— Start Input data —

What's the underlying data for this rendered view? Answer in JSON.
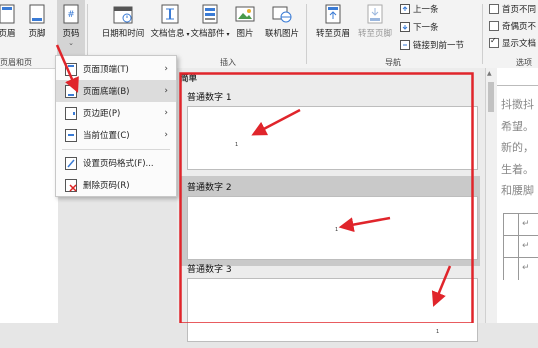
{
  "ribbon": {
    "buttons_left": [
      {
        "label": "页眉",
        "icon": "header-icon"
      },
      {
        "label": "页脚",
        "icon": "footer-icon"
      },
      {
        "label": "页码",
        "icon": "page-number-icon"
      }
    ],
    "group_header_footer": "页眉和页",
    "insert_buttons": [
      {
        "label": "日期和时间",
        "icon": "calendar-icon"
      },
      {
        "label": "文档信息",
        "icon": "document-info-icon"
      },
      {
        "label": "文档部件",
        "icon": "document-parts-icon"
      },
      {
        "label": "图片",
        "icon": "picture-icon"
      },
      {
        "label": "联机图片",
        "icon": "online-picture-icon"
      }
    ],
    "group_insert": "插入",
    "nav_buttons": [
      {
        "label": "转至页眉",
        "icon": "goto-header-icon"
      },
      {
        "label": "转至页脚",
        "icon": "goto-footer-icon"
      }
    ],
    "nav_small": [
      {
        "label": "上一条",
        "icon": "previous-icon"
      },
      {
        "label": "下一条",
        "icon": "next-icon"
      },
      {
        "label": "链接到前一节",
        "icon": "link-icon"
      }
    ],
    "group_nav": "导航",
    "options": [
      {
        "label": "首页不同",
        "checked": false
      },
      {
        "label": "奇偶页不",
        "checked": false
      },
      {
        "label": "显示文档",
        "checked": true
      }
    ],
    "group_options": "选项"
  },
  "menu": {
    "items": [
      {
        "label": "页面顶端(T)",
        "icon": "page-top-icon",
        "submenu": true,
        "highlighted": false
      },
      {
        "label": "页面底端(B)",
        "icon": "page-bottom-icon",
        "submenu": true,
        "highlighted": true
      },
      {
        "label": "页边距(P)",
        "icon": "page-margin-icon",
        "submenu": true,
        "highlighted": false
      },
      {
        "label": "当前位置(C)",
        "icon": "current-position-icon",
        "submenu": true,
        "highlighted": false
      },
      {
        "label": "设置页码格式(F)...",
        "icon": "format-page-number-icon",
        "submenu": false,
        "highlighted": false
      },
      {
        "label": "删除页码(R)",
        "icon": "remove-page-number-icon",
        "submenu": false,
        "highlighted": false
      }
    ]
  },
  "gallery": {
    "section": "简单",
    "items": [
      {
        "title": "普通数字 1",
        "number": "1",
        "selected": false
      },
      {
        "title": "普通数字 2",
        "number": "1",
        "selected": true
      },
      {
        "title": "普通数字 3",
        "number": "1",
        "selected": false
      }
    ]
  },
  "document": {
    "lines": [
      "抖擞抖",
      "希望。",
      "新的，",
      "生着。",
      "和腰脚"
    ],
    "cell_mark": "↵"
  },
  "colors": {
    "annotation_red": "#e0252b",
    "ribbon_bg": "#f3f3f3",
    "selection_gray": "#c9c9c9"
  }
}
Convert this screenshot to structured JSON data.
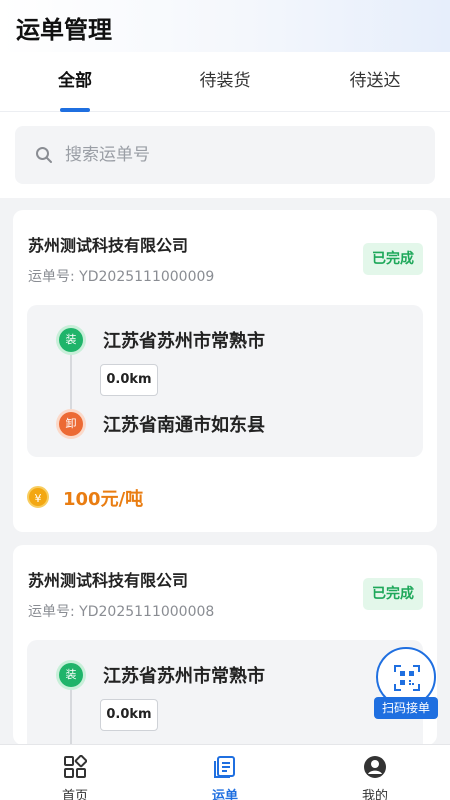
{
  "header": {
    "title": "运单管理"
  },
  "tabs": [
    {
      "label": "全部",
      "active": true
    },
    {
      "label": "待装货",
      "active": false
    },
    {
      "label": "待送达",
      "active": false
    }
  ],
  "search": {
    "placeholder": "搜索运单号",
    "value": ""
  },
  "orders": [
    {
      "company": "苏州测试科技有限公司",
      "order_no": "运单号: YD2025111000009",
      "status": "已完成",
      "load_tag": "装",
      "from": "江苏省苏州市常熟市",
      "distance": "0.0km",
      "unload_tag": "卸",
      "to": "江苏省南通市如东县",
      "price": "100元/吨",
      "coin_symbol": "¥"
    },
    {
      "company": "苏州测试科技有限公司",
      "order_no": "运单号: YD2025111000008",
      "status": "已完成",
      "load_tag": "装",
      "from": "江苏省苏州市常熟市",
      "distance": "0.0km"
    }
  ],
  "scan_button": {
    "label": "扫码接单",
    "icon": "qr-scan-icon"
  },
  "bottom_nav": [
    {
      "label": "首页",
      "icon": "home-grid-icon",
      "active": false
    },
    {
      "label": "运单",
      "icon": "waybill-list-icon",
      "active": true
    },
    {
      "label": "我的",
      "icon": "user-avatar-icon",
      "active": false
    }
  ],
  "colors": {
    "accent": "#1f6fe0",
    "status_green": "#1ea85a",
    "price_orange": "#e97d12",
    "load_green": "#1fb46a",
    "unload_orange": "#ec6a34"
  }
}
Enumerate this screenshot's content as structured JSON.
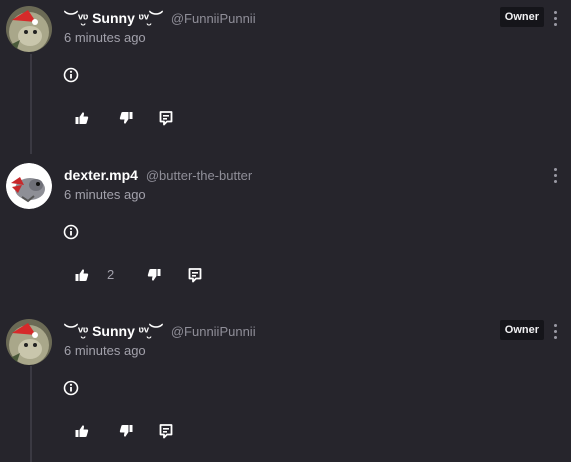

— End Input data —

◆ **Set exercise**:
Report each line in the data that holds the word "普通数字".

◆ **Exercise response**:
        "title": "普通数字 1",
        "title": "普通数字 2",
        "title": "普通数字 3",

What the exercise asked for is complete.